- [Set exercise] In the records below, find each line with the word "username" and copy it.

-*-*-

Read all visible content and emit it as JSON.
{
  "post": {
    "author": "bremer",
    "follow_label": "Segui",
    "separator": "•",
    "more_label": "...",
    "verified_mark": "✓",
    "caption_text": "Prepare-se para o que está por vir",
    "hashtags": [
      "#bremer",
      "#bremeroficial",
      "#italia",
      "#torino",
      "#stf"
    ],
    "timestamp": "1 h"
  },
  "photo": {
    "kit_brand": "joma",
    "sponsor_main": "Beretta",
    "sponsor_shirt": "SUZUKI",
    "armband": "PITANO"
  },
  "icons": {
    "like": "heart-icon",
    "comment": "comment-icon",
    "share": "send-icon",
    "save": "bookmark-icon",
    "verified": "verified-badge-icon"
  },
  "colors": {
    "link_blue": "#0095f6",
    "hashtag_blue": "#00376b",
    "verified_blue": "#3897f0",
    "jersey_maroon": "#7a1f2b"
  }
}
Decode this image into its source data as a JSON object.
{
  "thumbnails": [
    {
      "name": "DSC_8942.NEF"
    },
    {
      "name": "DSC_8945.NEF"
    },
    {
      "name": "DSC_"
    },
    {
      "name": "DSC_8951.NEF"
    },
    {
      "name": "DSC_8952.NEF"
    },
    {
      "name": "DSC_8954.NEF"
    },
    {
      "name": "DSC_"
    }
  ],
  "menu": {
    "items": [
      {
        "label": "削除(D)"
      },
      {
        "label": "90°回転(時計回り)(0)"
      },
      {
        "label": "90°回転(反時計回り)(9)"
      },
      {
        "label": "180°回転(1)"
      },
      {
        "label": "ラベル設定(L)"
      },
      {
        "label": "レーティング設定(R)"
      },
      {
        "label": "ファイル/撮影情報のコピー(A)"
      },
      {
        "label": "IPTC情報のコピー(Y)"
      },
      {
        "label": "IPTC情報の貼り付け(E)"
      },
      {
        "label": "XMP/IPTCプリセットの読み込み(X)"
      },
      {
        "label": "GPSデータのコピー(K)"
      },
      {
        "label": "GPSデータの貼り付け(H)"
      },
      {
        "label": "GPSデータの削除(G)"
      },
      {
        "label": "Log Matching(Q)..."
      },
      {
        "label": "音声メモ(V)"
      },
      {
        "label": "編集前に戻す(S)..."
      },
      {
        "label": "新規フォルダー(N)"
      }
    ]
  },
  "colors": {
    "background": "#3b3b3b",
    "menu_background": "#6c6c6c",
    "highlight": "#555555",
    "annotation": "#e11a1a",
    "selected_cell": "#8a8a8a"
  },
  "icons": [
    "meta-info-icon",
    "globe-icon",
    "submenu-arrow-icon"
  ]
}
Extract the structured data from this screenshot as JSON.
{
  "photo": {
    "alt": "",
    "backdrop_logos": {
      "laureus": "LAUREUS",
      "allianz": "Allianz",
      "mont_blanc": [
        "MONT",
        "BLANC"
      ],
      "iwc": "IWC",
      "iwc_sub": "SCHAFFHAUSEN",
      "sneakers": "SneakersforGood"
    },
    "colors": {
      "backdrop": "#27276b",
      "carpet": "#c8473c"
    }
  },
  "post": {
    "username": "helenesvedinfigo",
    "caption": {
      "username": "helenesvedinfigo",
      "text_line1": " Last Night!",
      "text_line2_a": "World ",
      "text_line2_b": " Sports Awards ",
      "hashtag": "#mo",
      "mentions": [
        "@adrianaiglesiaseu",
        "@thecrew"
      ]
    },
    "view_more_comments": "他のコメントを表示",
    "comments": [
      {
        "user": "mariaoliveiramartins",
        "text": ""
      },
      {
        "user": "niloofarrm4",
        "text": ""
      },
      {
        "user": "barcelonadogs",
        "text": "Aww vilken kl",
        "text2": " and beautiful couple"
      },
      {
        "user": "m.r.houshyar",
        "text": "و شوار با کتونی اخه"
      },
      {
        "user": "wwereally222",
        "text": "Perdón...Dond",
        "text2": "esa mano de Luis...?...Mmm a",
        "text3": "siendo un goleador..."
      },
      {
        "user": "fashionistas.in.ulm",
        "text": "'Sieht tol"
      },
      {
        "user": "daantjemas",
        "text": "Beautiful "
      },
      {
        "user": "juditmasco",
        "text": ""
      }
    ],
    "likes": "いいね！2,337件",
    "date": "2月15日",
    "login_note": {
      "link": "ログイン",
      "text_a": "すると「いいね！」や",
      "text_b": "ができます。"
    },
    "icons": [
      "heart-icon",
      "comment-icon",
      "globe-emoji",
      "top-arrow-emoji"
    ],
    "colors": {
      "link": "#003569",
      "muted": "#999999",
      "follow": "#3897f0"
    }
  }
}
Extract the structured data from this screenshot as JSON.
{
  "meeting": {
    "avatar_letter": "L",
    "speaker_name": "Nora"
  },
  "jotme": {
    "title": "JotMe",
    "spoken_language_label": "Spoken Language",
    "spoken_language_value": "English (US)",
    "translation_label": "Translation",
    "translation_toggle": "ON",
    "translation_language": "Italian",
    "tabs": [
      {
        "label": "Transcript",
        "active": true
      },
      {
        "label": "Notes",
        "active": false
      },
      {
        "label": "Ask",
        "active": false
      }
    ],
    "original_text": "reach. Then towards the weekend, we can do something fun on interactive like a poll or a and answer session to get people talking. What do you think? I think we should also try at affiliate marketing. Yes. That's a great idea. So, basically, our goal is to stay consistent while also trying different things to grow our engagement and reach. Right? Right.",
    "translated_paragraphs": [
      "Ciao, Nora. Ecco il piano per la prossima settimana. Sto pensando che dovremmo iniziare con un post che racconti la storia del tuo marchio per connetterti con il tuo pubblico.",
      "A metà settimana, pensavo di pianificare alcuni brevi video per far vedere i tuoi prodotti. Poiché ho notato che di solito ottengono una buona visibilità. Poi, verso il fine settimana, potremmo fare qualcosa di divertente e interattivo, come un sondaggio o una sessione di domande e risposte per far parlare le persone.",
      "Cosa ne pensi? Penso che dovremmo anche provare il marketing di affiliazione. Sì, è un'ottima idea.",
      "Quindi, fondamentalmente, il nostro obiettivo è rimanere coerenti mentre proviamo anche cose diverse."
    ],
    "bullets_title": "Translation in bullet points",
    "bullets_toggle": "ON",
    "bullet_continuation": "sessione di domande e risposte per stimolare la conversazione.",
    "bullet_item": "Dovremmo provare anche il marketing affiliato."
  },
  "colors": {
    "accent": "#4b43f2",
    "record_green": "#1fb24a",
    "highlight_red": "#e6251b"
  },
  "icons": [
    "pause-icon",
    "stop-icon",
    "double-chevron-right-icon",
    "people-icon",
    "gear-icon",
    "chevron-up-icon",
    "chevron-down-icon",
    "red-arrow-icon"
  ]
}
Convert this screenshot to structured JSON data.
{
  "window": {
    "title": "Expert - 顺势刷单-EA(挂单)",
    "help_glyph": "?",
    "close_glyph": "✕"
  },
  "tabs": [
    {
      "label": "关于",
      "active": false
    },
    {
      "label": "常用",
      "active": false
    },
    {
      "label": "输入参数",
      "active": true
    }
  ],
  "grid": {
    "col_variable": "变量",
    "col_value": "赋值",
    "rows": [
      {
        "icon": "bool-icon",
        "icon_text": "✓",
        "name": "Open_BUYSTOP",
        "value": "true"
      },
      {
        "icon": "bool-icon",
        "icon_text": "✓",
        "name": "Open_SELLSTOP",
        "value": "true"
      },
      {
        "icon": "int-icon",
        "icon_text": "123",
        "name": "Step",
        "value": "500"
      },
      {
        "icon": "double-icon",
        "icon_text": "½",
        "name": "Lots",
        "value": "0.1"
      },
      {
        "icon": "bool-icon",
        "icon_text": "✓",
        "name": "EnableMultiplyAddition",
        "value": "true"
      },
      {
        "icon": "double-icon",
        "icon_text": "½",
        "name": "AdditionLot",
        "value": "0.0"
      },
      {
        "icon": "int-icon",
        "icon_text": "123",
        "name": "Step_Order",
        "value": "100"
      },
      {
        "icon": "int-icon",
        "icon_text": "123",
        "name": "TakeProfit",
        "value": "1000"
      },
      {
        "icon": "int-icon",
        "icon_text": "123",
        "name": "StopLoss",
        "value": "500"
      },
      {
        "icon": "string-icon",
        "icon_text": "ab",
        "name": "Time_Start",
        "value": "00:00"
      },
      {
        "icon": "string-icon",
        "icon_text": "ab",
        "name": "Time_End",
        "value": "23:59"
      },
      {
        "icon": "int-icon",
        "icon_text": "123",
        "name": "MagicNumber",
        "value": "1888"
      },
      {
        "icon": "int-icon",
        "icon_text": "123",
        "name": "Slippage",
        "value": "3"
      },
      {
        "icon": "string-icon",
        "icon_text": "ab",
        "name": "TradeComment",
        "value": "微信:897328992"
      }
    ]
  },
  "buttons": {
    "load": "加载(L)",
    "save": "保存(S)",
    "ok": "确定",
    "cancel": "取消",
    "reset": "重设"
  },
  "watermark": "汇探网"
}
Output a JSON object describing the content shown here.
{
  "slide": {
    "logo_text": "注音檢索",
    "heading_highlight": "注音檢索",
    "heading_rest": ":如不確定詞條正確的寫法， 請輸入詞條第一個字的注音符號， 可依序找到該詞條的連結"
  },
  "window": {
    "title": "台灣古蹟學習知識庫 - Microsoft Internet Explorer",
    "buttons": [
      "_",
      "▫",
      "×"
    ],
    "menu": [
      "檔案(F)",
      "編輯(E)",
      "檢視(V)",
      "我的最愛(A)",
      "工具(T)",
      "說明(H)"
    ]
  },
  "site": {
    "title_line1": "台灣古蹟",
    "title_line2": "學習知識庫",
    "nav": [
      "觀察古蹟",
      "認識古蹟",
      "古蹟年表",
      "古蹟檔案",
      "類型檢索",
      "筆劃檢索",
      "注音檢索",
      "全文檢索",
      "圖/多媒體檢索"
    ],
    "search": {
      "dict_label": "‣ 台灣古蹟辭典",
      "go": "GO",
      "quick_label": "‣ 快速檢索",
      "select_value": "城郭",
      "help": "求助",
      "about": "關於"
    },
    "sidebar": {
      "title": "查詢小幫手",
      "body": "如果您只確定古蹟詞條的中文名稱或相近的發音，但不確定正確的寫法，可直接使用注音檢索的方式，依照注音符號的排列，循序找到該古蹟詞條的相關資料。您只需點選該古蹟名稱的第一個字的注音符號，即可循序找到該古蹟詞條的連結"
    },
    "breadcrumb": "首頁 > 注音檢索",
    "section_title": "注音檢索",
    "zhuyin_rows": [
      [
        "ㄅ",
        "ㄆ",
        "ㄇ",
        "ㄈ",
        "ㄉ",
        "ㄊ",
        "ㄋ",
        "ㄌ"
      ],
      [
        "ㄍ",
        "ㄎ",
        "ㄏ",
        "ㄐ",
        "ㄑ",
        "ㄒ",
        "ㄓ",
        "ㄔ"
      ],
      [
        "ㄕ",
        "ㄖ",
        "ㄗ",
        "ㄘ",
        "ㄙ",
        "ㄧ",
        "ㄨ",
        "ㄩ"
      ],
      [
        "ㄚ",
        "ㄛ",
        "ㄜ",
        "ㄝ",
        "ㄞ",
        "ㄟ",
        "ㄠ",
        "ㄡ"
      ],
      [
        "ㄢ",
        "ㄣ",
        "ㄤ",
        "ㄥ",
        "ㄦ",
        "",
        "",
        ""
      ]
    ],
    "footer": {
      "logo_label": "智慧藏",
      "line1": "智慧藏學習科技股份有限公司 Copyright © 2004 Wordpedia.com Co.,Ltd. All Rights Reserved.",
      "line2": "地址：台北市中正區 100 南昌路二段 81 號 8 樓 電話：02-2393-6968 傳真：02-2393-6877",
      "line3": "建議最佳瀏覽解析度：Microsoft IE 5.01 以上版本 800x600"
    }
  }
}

-*-*-

- [Written solution]
    "username": "helenesvedinfigo",
      "username": "helenesvedinfigo",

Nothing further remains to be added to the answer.